MATERIAL SHOWN:
▽
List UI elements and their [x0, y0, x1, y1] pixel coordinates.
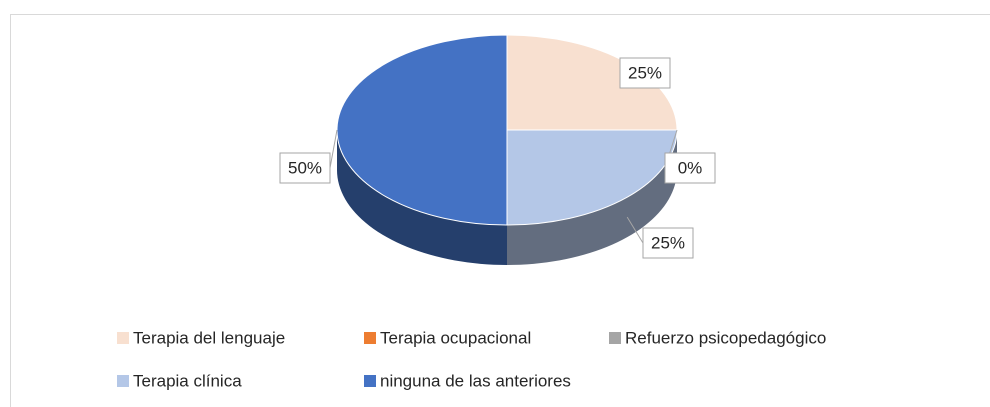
data-label: 0% [678, 158, 703, 177]
legend-label: Terapia ocupacional [380, 328, 531, 347]
data-label: 25% [651, 233, 685, 252]
legend-label: Refuerzo psicopedagógico [625, 328, 826, 347]
legend-swatch [364, 332, 376, 344]
legend-label: Terapia clínica [133, 371, 242, 390]
legend-swatch [364, 375, 376, 387]
legend-swatch [117, 375, 129, 387]
data-label-box [664, 152, 716, 184]
pie-slice [506, 129, 678, 226]
legend-swatch [609, 332, 621, 344]
legend-label: Terapia del lenguaje [133, 328, 285, 347]
pie-slice-side [337, 130, 507, 265]
leader-line [329, 129, 338, 169]
legend-label: ninguna de las anteriores [380, 371, 571, 390]
data-label: 25% [628, 63, 662, 82]
data-label-box [279, 152, 331, 184]
data-label-box [642, 227, 694, 259]
data-label-box [619, 57, 671, 89]
pie-slice-side [507, 130, 677, 265]
legend-swatch [117, 332, 129, 344]
leader-line [626, 216, 644, 244]
data-label: 50% [288, 158, 322, 177]
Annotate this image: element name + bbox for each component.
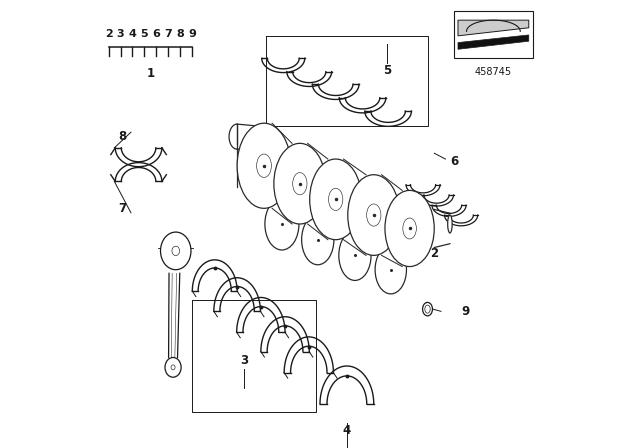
- Text: 6: 6: [451, 155, 458, 168]
- Ellipse shape: [257, 154, 271, 177]
- Text: 3: 3: [240, 354, 248, 367]
- Ellipse shape: [339, 230, 371, 280]
- Ellipse shape: [403, 218, 417, 239]
- Ellipse shape: [425, 305, 430, 313]
- Ellipse shape: [328, 188, 343, 211]
- Text: 4: 4: [129, 29, 136, 39]
- Ellipse shape: [367, 204, 381, 226]
- Ellipse shape: [448, 215, 452, 233]
- Text: 8: 8: [118, 130, 126, 143]
- Ellipse shape: [310, 159, 362, 240]
- Ellipse shape: [385, 190, 434, 267]
- Text: 6: 6: [152, 29, 161, 39]
- Text: 458745: 458745: [475, 67, 512, 77]
- Ellipse shape: [348, 175, 400, 255]
- Text: 9: 9: [188, 29, 196, 39]
- Text: 3: 3: [116, 29, 124, 39]
- Text: 1: 1: [147, 67, 154, 80]
- Ellipse shape: [237, 123, 291, 208]
- Ellipse shape: [292, 172, 307, 195]
- Bar: [454, 11, 533, 58]
- Ellipse shape: [171, 365, 175, 370]
- Ellipse shape: [172, 246, 180, 255]
- Text: 4: 4: [343, 424, 351, 438]
- Text: 9: 9: [461, 305, 470, 318]
- Text: 2: 2: [105, 29, 113, 39]
- Text: 8: 8: [177, 29, 184, 39]
- Text: 5: 5: [383, 64, 391, 78]
- Text: 5: 5: [141, 29, 148, 39]
- Ellipse shape: [422, 302, 433, 316]
- Ellipse shape: [265, 198, 299, 250]
- Ellipse shape: [375, 246, 406, 294]
- Text: 7: 7: [164, 29, 172, 39]
- Ellipse shape: [274, 143, 326, 224]
- Ellipse shape: [161, 232, 191, 270]
- Ellipse shape: [165, 358, 181, 377]
- Text: 2: 2: [430, 246, 438, 260]
- Polygon shape: [458, 20, 529, 36]
- Text: 7: 7: [118, 202, 126, 215]
- Ellipse shape: [301, 215, 334, 265]
- Polygon shape: [458, 35, 529, 49]
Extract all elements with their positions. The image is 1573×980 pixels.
△
Reproduce all the records with every "Ellipse shape" swapped for "Oval shape" and no other changes. Omit the pictures.

List UI elements and their [x0, y0, x1, y1] pixel coordinates.
data-label: 0% [678, 158, 703, 177]
legend-label: Terapia ocupacional [380, 328, 531, 347]
data-label: 25% [651, 233, 685, 252]
legend-label: Refuerzo psicopedagógico [625, 328, 826, 347]
legend-swatch [364, 332, 376, 344]
legend-label: Terapia clínica [133, 371, 242, 390]
legend-swatch [364, 375, 376, 387]
legend-swatch [117, 375, 129, 387]
data-label-box [664, 152, 716, 184]
pie-slice [506, 129, 678, 226]
legend-swatch [609, 332, 621, 344]
legend-label: Terapia del lenguaje [133, 328, 285, 347]
pie-slice-side [337, 130, 507, 265]
leader-line [329, 129, 338, 169]
legend-label: ninguna de las anteriores [380, 371, 571, 390]
data-label: 25% [628, 63, 662, 82]
data-label-box [279, 152, 331, 184]
data-label-box [642, 227, 694, 259]
data-label-box [619, 57, 671, 89]
pie-slice-side [507, 130, 677, 265]
legend-swatch [117, 332, 129, 344]
leader-line [626, 216, 644, 244]
data-label: 50% [288, 158, 322, 177]
Annotate this image: element name + bbox for each component.
- Text: 6: 6: [451, 155, 458, 168]
- Oval shape: [257, 154, 271, 177]
- Text: 3: 3: [240, 354, 248, 367]
- Oval shape: [339, 230, 371, 280]
- Oval shape: [403, 218, 417, 239]
- Oval shape: [425, 305, 430, 313]
- Oval shape: [328, 188, 343, 211]
- Text: 4: 4: [129, 29, 136, 39]
- Oval shape: [367, 204, 381, 226]
- Oval shape: [448, 215, 452, 233]
- Text: 8: 8: [118, 130, 126, 143]
- Oval shape: [310, 159, 362, 240]
- Oval shape: [385, 190, 434, 267]
- Text: 6: 6: [152, 29, 161, 39]
- Text: 458745: 458745: [475, 67, 512, 77]
- Oval shape: [348, 175, 400, 255]
- Text: 9: 9: [188, 29, 196, 39]
- Text: 3: 3: [116, 29, 124, 39]
- Text: 1: 1: [147, 67, 154, 80]
- Oval shape: [237, 123, 291, 208]
- Oval shape: [292, 172, 307, 195]
- Bar: [454, 11, 533, 58]
- Oval shape: [171, 365, 175, 370]
- Oval shape: [172, 246, 180, 255]
- Text: 4: 4: [343, 424, 351, 438]
- Text: 9: 9: [461, 305, 470, 318]
- Text: 2: 2: [105, 29, 113, 39]
- Text: 8: 8: [177, 29, 184, 39]
- Text: 5: 5: [383, 64, 391, 78]
- Text: 5: 5: [141, 29, 148, 39]
- Oval shape: [422, 302, 433, 316]
- Oval shape: [265, 198, 299, 250]
- Oval shape: [375, 246, 406, 294]
- Text: 7: 7: [164, 29, 172, 39]
- Oval shape: [274, 143, 326, 224]
- Oval shape: [161, 232, 191, 270]
- Oval shape: [165, 358, 181, 377]
- Text: 2: 2: [430, 246, 438, 260]
- Polygon shape: [458, 20, 529, 36]
- Text: 7: 7: [118, 202, 126, 215]
- Oval shape: [301, 215, 334, 265]
- Polygon shape: [458, 35, 529, 49]
Extract all elements with their positions. The image is 1573×980 pixels.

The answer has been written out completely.